**Work required**
Report each line of the data that has "оказании" somewhere in it.

Collected data:
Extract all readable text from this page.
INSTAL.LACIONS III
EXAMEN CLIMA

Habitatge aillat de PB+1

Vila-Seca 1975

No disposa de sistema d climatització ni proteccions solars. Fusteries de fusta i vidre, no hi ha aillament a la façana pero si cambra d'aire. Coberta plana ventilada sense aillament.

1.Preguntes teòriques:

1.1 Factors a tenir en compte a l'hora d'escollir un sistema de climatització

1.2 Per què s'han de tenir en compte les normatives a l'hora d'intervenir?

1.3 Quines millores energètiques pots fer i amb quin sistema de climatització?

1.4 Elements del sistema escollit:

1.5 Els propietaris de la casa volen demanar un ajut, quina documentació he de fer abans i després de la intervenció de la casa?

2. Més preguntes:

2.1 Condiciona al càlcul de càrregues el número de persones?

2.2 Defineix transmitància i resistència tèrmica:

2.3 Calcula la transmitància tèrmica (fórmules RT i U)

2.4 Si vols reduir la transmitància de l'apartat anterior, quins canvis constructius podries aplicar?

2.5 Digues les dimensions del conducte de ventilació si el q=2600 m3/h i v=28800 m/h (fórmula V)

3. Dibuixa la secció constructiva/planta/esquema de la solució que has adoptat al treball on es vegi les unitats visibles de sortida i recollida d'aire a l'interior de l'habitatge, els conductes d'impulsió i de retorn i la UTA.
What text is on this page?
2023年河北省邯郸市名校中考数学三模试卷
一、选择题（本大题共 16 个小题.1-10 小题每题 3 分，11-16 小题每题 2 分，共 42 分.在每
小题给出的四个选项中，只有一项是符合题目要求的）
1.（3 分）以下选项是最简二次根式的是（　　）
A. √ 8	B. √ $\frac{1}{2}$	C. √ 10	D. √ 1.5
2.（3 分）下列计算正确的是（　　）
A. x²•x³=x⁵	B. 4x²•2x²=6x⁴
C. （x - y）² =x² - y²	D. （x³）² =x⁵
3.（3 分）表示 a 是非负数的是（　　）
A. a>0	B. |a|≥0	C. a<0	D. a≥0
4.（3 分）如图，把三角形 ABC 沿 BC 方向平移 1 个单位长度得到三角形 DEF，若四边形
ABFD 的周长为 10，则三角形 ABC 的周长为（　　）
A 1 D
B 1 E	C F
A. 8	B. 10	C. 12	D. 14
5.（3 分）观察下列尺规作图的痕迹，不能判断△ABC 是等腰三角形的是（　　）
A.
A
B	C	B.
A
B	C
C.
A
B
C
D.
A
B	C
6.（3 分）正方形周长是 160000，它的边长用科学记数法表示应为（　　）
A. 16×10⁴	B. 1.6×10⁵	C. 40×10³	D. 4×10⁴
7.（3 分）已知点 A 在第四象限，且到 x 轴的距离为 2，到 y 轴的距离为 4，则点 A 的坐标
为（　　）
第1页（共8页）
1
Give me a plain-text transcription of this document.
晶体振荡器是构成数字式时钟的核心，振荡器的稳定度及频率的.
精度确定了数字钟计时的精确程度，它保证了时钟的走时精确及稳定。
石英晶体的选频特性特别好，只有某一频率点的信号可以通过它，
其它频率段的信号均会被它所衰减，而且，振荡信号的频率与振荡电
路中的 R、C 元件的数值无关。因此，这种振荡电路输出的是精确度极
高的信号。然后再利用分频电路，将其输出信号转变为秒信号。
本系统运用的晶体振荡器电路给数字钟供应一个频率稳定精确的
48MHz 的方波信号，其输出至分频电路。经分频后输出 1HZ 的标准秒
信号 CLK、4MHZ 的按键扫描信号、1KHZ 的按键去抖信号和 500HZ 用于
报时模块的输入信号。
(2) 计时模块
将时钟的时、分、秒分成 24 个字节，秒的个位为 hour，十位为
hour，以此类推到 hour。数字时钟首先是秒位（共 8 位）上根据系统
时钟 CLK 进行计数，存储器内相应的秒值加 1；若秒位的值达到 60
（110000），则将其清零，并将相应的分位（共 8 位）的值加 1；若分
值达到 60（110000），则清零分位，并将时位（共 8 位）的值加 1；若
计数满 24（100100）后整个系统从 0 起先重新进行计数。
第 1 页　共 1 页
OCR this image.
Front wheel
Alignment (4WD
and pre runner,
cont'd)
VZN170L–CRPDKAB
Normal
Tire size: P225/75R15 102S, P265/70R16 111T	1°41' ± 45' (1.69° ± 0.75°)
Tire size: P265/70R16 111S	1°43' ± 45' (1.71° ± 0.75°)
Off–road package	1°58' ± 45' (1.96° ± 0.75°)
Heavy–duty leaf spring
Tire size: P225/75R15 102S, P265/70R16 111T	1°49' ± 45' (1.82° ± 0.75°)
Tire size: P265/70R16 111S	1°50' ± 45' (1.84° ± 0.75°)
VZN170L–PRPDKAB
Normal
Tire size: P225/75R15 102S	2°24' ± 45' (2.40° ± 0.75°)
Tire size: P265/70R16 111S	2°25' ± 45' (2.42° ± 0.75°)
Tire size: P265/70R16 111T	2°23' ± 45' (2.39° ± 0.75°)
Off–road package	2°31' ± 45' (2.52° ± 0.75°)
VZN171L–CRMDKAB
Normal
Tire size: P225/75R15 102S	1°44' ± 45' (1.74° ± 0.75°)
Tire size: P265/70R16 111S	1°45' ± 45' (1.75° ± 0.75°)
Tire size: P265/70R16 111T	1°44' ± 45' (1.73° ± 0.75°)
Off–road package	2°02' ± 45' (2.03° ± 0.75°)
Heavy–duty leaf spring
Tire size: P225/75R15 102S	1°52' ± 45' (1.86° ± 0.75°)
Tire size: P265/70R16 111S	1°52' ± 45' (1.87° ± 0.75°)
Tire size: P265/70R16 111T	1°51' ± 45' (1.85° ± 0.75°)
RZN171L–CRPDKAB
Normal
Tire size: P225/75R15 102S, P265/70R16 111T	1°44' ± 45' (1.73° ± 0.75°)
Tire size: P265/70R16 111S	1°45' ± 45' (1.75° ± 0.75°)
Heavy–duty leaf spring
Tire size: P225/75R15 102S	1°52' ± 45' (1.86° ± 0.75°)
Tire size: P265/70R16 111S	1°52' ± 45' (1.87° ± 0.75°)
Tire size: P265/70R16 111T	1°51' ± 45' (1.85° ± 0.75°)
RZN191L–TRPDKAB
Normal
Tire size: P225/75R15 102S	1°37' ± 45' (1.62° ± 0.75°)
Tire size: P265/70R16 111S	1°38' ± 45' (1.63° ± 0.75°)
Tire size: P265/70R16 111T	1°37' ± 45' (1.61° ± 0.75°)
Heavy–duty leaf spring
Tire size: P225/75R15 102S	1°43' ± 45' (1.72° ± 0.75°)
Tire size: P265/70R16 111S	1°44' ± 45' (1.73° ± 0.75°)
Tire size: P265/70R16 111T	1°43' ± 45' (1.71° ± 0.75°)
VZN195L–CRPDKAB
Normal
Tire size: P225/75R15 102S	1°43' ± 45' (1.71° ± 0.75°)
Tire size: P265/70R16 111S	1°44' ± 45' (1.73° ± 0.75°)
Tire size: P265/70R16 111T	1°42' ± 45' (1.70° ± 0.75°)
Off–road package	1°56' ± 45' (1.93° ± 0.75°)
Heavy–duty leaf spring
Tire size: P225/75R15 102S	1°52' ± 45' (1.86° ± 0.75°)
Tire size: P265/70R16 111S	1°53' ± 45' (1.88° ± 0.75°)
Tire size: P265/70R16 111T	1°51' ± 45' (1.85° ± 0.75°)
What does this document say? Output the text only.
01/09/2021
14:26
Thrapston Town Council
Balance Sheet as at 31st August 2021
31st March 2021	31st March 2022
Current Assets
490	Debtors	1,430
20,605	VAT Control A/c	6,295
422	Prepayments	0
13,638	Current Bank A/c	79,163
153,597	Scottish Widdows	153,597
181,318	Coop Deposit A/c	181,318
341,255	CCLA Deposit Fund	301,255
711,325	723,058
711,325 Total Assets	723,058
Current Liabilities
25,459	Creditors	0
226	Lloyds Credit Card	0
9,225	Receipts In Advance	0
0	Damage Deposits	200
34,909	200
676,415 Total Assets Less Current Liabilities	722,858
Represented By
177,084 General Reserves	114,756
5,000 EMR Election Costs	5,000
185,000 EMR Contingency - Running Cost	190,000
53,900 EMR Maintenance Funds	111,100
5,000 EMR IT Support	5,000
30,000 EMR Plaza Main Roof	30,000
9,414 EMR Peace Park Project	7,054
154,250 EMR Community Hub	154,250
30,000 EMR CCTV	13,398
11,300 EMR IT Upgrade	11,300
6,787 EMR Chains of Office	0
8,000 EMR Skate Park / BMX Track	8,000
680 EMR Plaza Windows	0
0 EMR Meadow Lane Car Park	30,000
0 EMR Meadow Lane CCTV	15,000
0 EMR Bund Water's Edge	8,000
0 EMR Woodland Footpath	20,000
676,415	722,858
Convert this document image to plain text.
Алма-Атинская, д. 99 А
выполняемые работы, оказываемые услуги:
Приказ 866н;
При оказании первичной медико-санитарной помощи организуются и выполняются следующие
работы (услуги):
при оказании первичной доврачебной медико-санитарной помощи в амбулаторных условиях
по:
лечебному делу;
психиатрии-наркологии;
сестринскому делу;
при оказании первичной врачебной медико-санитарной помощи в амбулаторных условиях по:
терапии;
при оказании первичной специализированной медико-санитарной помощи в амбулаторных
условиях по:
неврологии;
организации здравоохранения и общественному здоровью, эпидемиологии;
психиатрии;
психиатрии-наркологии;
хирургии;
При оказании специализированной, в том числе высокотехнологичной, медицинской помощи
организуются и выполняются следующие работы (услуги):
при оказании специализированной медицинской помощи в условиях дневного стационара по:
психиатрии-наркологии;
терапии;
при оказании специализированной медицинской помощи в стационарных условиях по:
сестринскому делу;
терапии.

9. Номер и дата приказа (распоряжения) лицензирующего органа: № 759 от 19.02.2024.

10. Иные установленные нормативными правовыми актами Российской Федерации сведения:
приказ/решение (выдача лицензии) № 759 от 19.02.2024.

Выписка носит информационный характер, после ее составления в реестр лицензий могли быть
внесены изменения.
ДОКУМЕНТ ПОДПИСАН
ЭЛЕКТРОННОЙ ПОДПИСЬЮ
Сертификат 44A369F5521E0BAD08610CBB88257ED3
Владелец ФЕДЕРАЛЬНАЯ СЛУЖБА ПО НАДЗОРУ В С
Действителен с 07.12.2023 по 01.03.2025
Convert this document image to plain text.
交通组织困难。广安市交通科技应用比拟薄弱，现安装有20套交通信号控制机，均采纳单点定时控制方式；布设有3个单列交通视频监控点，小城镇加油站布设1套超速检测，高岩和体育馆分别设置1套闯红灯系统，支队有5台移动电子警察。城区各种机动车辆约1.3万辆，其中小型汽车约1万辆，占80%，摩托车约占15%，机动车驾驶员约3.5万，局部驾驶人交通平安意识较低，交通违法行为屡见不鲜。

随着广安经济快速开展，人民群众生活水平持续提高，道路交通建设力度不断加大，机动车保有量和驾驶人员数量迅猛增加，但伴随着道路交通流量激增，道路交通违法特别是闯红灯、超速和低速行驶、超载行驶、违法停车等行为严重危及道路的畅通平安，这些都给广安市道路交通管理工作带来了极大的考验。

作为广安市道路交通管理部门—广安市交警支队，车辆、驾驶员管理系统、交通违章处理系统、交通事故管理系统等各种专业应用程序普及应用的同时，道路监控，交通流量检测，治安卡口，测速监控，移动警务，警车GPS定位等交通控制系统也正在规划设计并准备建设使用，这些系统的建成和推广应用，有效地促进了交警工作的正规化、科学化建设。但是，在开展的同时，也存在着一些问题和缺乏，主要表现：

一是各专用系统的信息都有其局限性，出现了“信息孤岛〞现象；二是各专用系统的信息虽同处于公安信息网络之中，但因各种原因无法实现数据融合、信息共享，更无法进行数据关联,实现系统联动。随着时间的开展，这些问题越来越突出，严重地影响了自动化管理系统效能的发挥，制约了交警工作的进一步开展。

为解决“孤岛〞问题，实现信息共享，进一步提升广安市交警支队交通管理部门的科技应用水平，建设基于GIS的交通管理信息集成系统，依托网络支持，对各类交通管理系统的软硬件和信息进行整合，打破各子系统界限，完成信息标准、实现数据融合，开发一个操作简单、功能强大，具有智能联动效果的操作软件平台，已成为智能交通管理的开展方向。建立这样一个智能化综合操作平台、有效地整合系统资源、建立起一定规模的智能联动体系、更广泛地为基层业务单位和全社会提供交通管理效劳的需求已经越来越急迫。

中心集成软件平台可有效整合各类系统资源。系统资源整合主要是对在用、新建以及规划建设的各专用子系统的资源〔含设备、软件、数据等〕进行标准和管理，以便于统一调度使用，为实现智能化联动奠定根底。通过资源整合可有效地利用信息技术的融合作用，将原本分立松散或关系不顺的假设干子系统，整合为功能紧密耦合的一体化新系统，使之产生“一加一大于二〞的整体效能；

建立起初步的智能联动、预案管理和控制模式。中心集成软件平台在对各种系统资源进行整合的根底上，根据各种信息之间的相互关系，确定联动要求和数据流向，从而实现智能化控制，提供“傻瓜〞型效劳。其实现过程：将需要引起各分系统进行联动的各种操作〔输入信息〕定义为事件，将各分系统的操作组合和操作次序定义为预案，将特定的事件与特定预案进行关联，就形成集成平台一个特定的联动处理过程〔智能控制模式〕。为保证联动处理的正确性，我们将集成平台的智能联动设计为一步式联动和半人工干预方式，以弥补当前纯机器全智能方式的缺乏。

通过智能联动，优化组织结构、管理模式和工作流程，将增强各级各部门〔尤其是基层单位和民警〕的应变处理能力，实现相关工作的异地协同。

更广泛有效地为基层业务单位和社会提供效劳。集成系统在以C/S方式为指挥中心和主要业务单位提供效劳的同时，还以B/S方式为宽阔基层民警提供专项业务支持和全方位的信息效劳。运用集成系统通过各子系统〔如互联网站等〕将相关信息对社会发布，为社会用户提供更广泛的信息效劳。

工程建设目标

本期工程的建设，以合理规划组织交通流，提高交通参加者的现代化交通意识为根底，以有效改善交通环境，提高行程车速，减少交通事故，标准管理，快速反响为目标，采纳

**Solution to this exercise**
При оказании первичной медико-санитарной помощи организуются и выполняются следующие
при оказании первичной доврачебной медико-санитарной помощи в амбулаторных условиях
при оказании первичной врачебной медико-санитарной помощи в амбулаторных условиях по:
при оказании первичной специализированной медико-санитарной помощи в амбулаторных
При оказании специализированной, в том числе высокотехнологичной, медицинской помощи
при оказании специализированной медицинской помощи в условиях дневного стационара по:
при оказании специализированной медицинской помощи в стационарных условиях по:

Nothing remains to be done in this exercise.